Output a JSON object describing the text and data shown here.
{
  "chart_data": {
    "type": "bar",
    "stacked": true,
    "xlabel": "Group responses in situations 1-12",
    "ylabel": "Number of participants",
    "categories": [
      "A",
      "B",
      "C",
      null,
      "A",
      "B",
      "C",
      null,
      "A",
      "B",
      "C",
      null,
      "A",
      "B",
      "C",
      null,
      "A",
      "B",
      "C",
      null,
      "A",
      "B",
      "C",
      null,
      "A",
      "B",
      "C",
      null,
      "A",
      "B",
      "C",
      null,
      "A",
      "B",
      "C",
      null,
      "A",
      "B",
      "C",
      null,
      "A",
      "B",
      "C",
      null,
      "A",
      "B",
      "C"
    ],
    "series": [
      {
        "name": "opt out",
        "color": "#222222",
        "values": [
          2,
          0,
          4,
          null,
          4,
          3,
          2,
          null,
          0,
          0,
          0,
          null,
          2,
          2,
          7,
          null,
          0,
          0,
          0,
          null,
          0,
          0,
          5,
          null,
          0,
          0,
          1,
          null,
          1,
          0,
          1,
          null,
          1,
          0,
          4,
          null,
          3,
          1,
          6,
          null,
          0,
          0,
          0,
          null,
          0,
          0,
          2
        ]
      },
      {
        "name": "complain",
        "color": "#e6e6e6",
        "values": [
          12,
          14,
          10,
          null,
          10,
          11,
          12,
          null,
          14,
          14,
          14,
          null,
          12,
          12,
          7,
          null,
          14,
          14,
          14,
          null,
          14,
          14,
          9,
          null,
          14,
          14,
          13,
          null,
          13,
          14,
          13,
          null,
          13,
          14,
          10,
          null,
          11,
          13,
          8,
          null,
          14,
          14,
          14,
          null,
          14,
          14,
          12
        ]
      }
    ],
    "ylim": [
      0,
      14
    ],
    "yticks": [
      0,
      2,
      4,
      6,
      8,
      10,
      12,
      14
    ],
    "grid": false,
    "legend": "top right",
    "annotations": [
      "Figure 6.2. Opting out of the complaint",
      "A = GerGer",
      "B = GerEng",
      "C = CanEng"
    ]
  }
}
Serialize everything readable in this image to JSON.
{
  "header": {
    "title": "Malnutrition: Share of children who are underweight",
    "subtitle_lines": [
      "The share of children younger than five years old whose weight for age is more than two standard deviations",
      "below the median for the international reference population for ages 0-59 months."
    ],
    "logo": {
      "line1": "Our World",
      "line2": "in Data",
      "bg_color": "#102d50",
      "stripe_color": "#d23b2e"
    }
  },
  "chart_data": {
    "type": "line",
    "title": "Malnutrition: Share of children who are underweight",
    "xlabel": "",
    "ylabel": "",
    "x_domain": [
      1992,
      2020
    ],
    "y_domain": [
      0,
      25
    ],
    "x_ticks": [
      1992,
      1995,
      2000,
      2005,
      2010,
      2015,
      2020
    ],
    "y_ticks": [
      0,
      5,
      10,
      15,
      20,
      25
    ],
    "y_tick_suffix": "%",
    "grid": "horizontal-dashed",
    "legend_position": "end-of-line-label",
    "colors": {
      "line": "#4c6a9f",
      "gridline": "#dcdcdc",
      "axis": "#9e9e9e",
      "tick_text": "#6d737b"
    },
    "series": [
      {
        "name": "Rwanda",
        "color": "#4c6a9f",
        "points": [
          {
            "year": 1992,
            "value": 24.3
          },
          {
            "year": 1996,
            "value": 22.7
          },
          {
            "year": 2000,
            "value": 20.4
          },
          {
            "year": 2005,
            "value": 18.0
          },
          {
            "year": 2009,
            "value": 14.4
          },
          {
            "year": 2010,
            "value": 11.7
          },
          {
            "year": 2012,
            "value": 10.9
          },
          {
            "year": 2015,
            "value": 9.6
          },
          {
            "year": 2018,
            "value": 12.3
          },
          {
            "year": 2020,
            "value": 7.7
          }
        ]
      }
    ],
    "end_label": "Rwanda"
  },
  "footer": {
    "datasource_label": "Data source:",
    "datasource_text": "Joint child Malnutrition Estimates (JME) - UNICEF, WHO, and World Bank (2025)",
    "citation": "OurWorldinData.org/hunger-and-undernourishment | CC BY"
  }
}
★ ★ ★ ★
## Written request
Copy out every entry again, exactly as it was given.

## Response to this task
Output a JSON object describing the text and data shown here.
{
  "chart_data": {
    "type": "bar",
    "stacked": true,
    "xlabel": "Group responses in situations 1-12",
    "ylabel": "Number of participants",
    "categories": [
      "A",
      "B",
      "C",
      null,
      "A",
      "B",
      "C",
      null,
      "A",
      "B",
      "C",
      null,
      "A",
      "B",
      "C",
      null,
      "A",
      "B",
      "C",
      null,
      "A",
      "B",
      "C",
      null,
      "A",
      "B",
      "C",
      null,
      "A",
      "B",
      "C",
      null,
      "A",
      "B",
      "C",
      null,
      "A",
      "B",
      "C",
      null,
      "A",
      "B",
      "C",
      null,
      "A",
      "B",
      "C"
    ],
    "series": [
      {
        "name": "opt out",
        "color": "#222222",
        "values": [
          2,
          0,
          4,
          null,
          4,
          3,
          2,
          null,
          0,
          0,
          0,
          null,
          2,
          2,
          7,
          null,
          0,
          0,
          0,
          null,
          0,
          0,
          5,
          null,
          0,
          0,
          1,
          null,
          1,
          0,
          1,
          null,
          1,
          0,
          4,
          null,
          3,
          1,
          6,
          null,
          0,
          0,
          0,
          null,
          0,
          0,
          2
        ]
      },
      {
        "name": "complain",
        "color": "#e6e6e6",
        "values": [
          12,
          14,
          10,
          null,
          10,
          11,
          12,
          null,
          14,
          14,
          14,
          null,
          12,
          12,
          7,
          null,
          14,
          14,
          14,
          null,
          14,
          14,
          9,
          null,
          14,
          14,
          13,
          null,
          13,
          14,
          13,
          null,
          13,
          14,
          10,
          null,
          11,
          13,
          8,
          null,
          14,
          14,
          14,
          null,
          14,
          14,
          12
        ]
      }
    ],
    "ylim": [
      0,
      14
    ],
    "yticks": [
      0,
      2,
      4,
      6,
      8,
      10,
      12,
      14
    ],
    "grid": false,
    "legend": "top right",
    "annotations": [
      "Figure 6.2. Opting out of the complaint",
      "A = GerGer",
      "B = GerEng",
      "C = CanEng"
    ]
  }
}
Serialize everything readable in this image to JSON.
{
  "header": {
    "title": "Malnutrition: Share of children who are underweight",
    "subtitle_lines": [
      "The share of children younger than five years old whose weight for age is more than two standard deviations",
      "below the median for the international reference population for ages 0-59 months."
    ],
    "logo": {
      "line1": "Our World",
      "line2": "in Data",
      "bg_color": "#102d50",
      "stripe_color": "#d23b2e"
    }
  },
  "chart_data": {
    "type": "line",
    "title": "Malnutrition: Share of children who are underweight",
    "xlabel": "",
    "ylabel": "",
    "x_domain": [
      1992,
      2020
    ],
    "y_domain": [
      0,
      25
    ],
    "x_ticks": [
      1992,
      1995,
      2000,
      2005,
      2010,
      2015,
      2020
    ],
    "y_ticks": [
      0,
      5,
      10,
      15,
      20,
      25
    ],
    "y_tick_suffix": "%",
    "grid": "horizontal-dashed",
    "legend_position": "end-of-line-label",
    "colors": {
      "line": "#4c6a9f",
      "gridline": "#dcdcdc",
      "axis": "#9e9e9e",
      "tick_text": "#6d737b"
    },
    "series": [
      {
        "name": "Rwanda",
        "color": "#4c6a9f",
        "points": [
          {
            "year": 1992,
            "value": 24.3
          },
          {
            "year": 1996,
            "value": 22.7
          },
          {
            "year": 2000,
            "value": 20.4
          },
          {
            "year": 2005,
            "value": 18.0
          },
          {
            "year": 2009,
            "value": 14.4
          },
          {
            "year": 2010,
            "value": 11.7
          },
          {
            "year": 2012,
            "value": 10.9
          },
          {
            "year": 2015,
            "value": 9.6
          },
          {
            "year": 2018,
            "value": 12.3
          },
          {
            "year": 2020,
            "value": 7.7
          }
        ]
      }
    ],
    "end_label": "Rwanda"
  },
  "footer": {
    "datasource_label": "Data source:",
    "datasource_text": "Joint child Malnutrition Estimates (JME) - UNICEF, WHO, and World Bank (2025)",
    "citation": "OurWorldinData.org/hunger-and-undernourishment | CC BY"
  }
}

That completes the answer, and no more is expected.